Exercise directions — Among the lines below, list those containing the string "plain".

---------- Extracted records ----------

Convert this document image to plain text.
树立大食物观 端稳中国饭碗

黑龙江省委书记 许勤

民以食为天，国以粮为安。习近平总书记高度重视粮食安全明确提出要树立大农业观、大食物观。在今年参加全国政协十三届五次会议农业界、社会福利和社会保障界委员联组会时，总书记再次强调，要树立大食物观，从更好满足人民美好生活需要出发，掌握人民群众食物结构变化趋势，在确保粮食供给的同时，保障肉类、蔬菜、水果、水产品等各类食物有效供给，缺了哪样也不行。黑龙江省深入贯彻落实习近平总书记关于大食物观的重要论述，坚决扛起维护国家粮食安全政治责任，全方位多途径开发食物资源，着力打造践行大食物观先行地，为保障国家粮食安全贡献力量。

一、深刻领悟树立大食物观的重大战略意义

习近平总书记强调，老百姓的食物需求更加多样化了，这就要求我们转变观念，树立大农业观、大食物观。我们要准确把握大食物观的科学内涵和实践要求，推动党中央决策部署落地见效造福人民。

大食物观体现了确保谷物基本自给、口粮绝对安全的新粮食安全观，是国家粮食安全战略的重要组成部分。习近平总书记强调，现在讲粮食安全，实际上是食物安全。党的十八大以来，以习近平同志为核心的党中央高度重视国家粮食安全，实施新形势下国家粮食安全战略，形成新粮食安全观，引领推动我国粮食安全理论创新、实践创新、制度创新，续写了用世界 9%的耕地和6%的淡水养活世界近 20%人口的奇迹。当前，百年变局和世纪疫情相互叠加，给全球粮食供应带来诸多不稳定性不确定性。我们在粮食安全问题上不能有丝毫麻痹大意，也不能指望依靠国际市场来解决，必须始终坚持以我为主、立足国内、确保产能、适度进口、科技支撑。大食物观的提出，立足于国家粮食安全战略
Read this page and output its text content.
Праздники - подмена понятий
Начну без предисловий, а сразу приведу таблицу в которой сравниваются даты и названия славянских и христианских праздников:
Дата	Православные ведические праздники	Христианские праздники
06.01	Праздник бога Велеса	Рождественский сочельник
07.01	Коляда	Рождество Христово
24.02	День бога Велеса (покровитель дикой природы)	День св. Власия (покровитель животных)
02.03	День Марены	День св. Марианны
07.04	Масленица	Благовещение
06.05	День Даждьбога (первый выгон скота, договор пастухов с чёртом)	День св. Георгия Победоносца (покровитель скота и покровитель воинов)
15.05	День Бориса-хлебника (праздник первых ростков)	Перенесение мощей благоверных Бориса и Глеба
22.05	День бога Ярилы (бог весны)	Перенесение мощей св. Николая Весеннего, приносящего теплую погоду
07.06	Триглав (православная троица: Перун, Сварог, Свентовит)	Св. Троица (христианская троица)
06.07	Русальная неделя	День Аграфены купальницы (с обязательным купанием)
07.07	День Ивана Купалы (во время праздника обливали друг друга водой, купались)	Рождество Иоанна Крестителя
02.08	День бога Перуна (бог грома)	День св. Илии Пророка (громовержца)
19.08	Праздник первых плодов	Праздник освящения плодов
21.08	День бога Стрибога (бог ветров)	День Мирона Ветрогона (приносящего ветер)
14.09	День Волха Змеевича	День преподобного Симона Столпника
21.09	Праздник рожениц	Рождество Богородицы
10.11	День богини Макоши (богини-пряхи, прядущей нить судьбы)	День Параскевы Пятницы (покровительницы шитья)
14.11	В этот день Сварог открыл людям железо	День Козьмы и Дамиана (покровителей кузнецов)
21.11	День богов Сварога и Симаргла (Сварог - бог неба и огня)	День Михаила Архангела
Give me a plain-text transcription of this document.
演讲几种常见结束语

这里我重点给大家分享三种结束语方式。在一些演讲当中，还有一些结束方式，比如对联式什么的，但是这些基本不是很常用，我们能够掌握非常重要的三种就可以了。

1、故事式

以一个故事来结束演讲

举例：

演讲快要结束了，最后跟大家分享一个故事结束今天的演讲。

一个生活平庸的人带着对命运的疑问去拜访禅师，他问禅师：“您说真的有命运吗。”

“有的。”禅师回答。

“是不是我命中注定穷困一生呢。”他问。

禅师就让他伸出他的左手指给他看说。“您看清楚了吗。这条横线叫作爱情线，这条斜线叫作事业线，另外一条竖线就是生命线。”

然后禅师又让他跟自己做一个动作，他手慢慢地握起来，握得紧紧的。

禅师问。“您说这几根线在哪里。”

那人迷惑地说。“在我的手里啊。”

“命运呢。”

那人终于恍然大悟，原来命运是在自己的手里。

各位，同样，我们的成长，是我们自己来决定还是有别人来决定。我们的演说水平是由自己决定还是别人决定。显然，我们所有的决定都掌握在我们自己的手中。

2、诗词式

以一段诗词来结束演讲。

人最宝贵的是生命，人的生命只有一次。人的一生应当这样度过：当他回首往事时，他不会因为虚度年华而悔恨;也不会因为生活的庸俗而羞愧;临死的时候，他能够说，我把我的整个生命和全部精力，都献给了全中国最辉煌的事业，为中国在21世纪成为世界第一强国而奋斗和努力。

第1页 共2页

----------

Solution to the exercise —
Convert this document image to plain text.
Give me a plain-text transcription of this document.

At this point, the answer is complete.